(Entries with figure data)
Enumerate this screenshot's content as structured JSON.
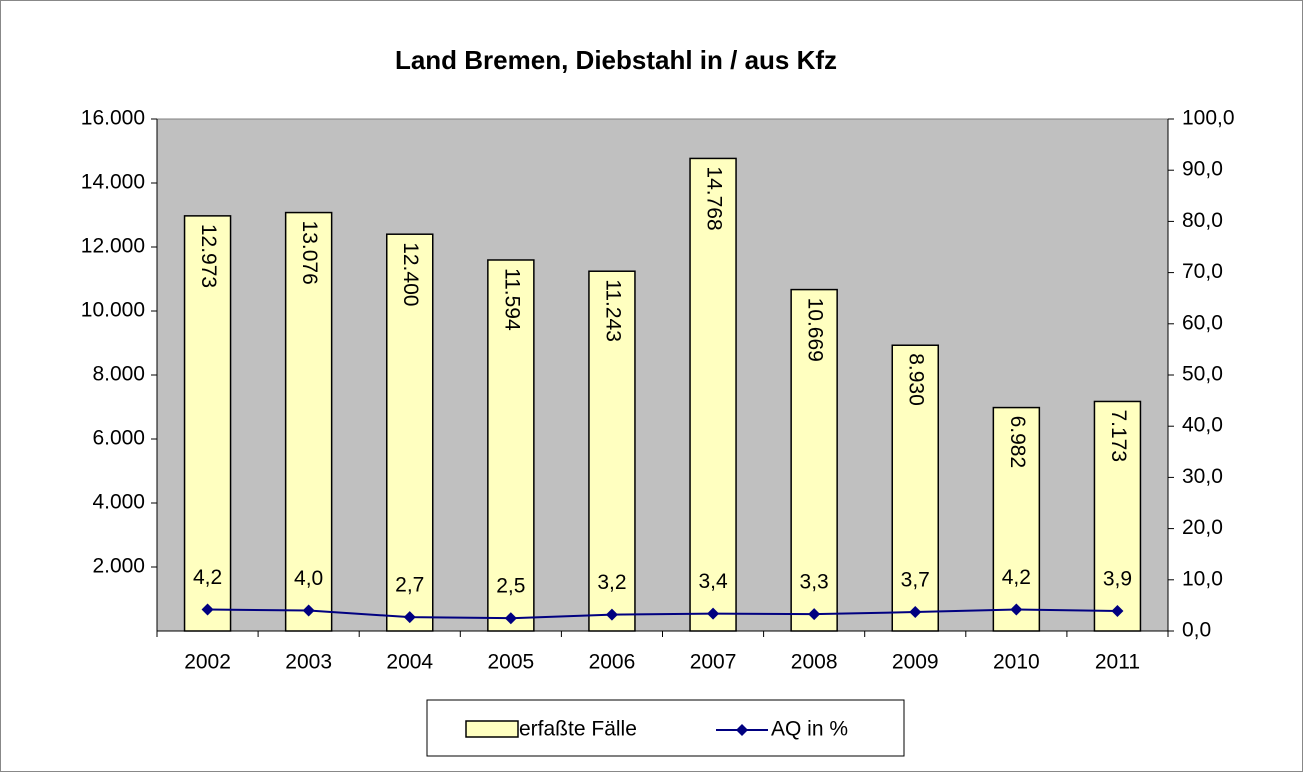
{
  "chart_data": {
    "type": "bar",
    "title": "Land Bremen, Diebstahl in / aus Kfz",
    "categories": [
      "2002",
      "2003",
      "2004",
      "2005",
      "2006",
      "2007",
      "2008",
      "2009",
      "2010",
      "2011"
    ],
    "series": [
      {
        "name": "erfaßte Fälle",
        "type": "bar",
        "color": "#ffffc0",
        "values": [
          12973,
          13076,
          12400,
          11594,
          11243,
          14768,
          10669,
          8930,
          6982,
          7173
        ],
        "value_labels": [
          "12.973",
          "13.076",
          "12.400",
          "11.594",
          "11.243",
          "14.768",
          "10.669",
          "8.930",
          "6.982",
          "7.173"
        ]
      },
      {
        "name": "AQ in %",
        "type": "line",
        "axis": "y2",
        "color": "#000080",
        "values": [
          4.2,
          4.0,
          2.7,
          2.5,
          3.2,
          3.4,
          3.3,
          3.7,
          4.2,
          3.9
        ],
        "value_labels": [
          "4,2",
          "4,0",
          "2,7",
          "2,5",
          "3,2",
          "3,4",
          "3,3",
          "3,7",
          "4,2",
          "3,9"
        ]
      }
    ],
    "ylim": [
      0,
      16000
    ],
    "yticks": [
      {
        "value": 2000,
        "label": "2.000"
      },
      {
        "value": 4000,
        "label": "4.000"
      },
      {
        "value": 6000,
        "label": "6.000"
      },
      {
        "value": 8000,
        "label": "8.000"
      },
      {
        "value": 10000,
        "label": "10.000"
      },
      {
        "value": 12000,
        "label": "12.000"
      },
      {
        "value": 14000,
        "label": "14.000"
      },
      {
        "value": 16000,
        "label": "16.000"
      }
    ],
    "y2lim": [
      0,
      100
    ],
    "y2ticks": [
      {
        "value": 0,
        "label": "0,0"
      },
      {
        "value": 10,
        "label": "10,0"
      },
      {
        "value": 20,
        "label": "20,0"
      },
      {
        "value": 30,
        "label": "30,0"
      },
      {
        "value": 40,
        "label": "40,0"
      },
      {
        "value": 50,
        "label": "50,0"
      },
      {
        "value": 60,
        "label": "60,0"
      },
      {
        "value": 70,
        "label": "70,0"
      },
      {
        "value": 80,
        "label": "80,0"
      },
      {
        "value": 90,
        "label": "90,0"
      },
      {
        "value": 100,
        "label": "100,0"
      }
    ],
    "plot_background": "#c0c0c0",
    "legend": "bottom"
  }
}
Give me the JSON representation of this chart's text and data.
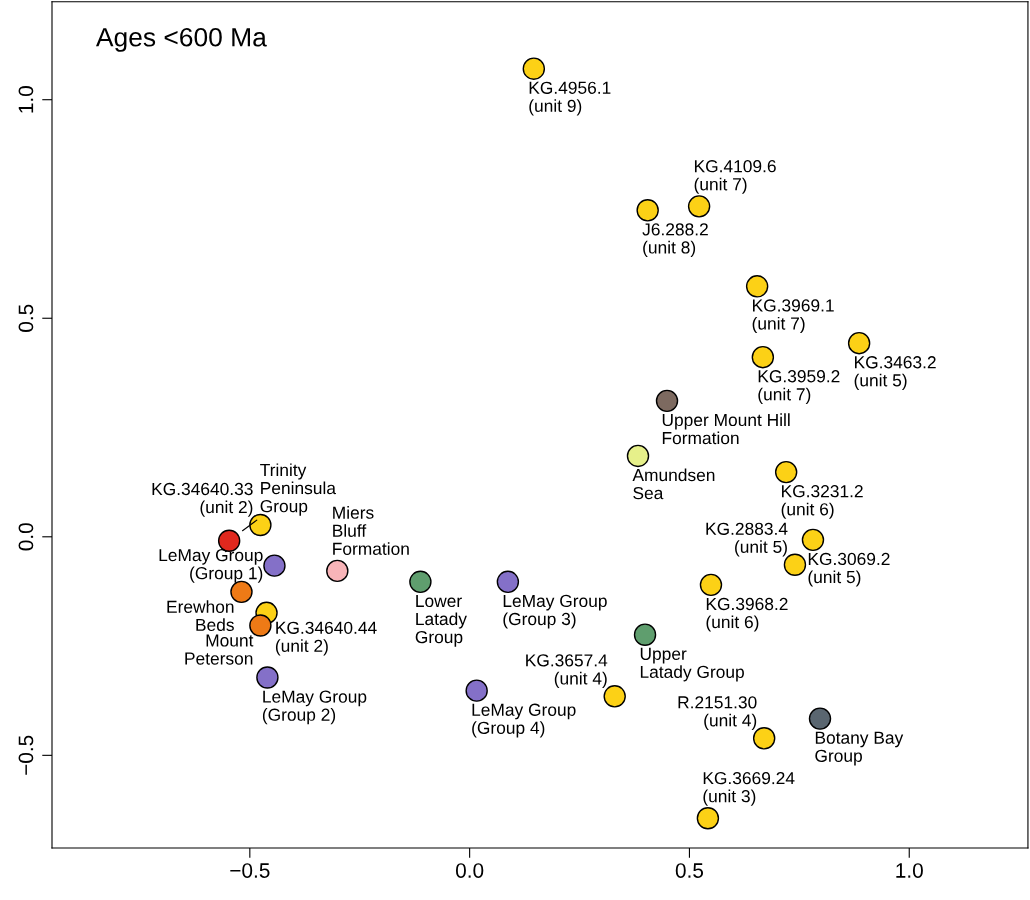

REQUIRED WORK:
Pick out each line in the material containing "JSON".

EXERCISE ANSWER:
Enumerate this screenshot's content as structured JSON.
Give me the JSON representation of this chart's text and data.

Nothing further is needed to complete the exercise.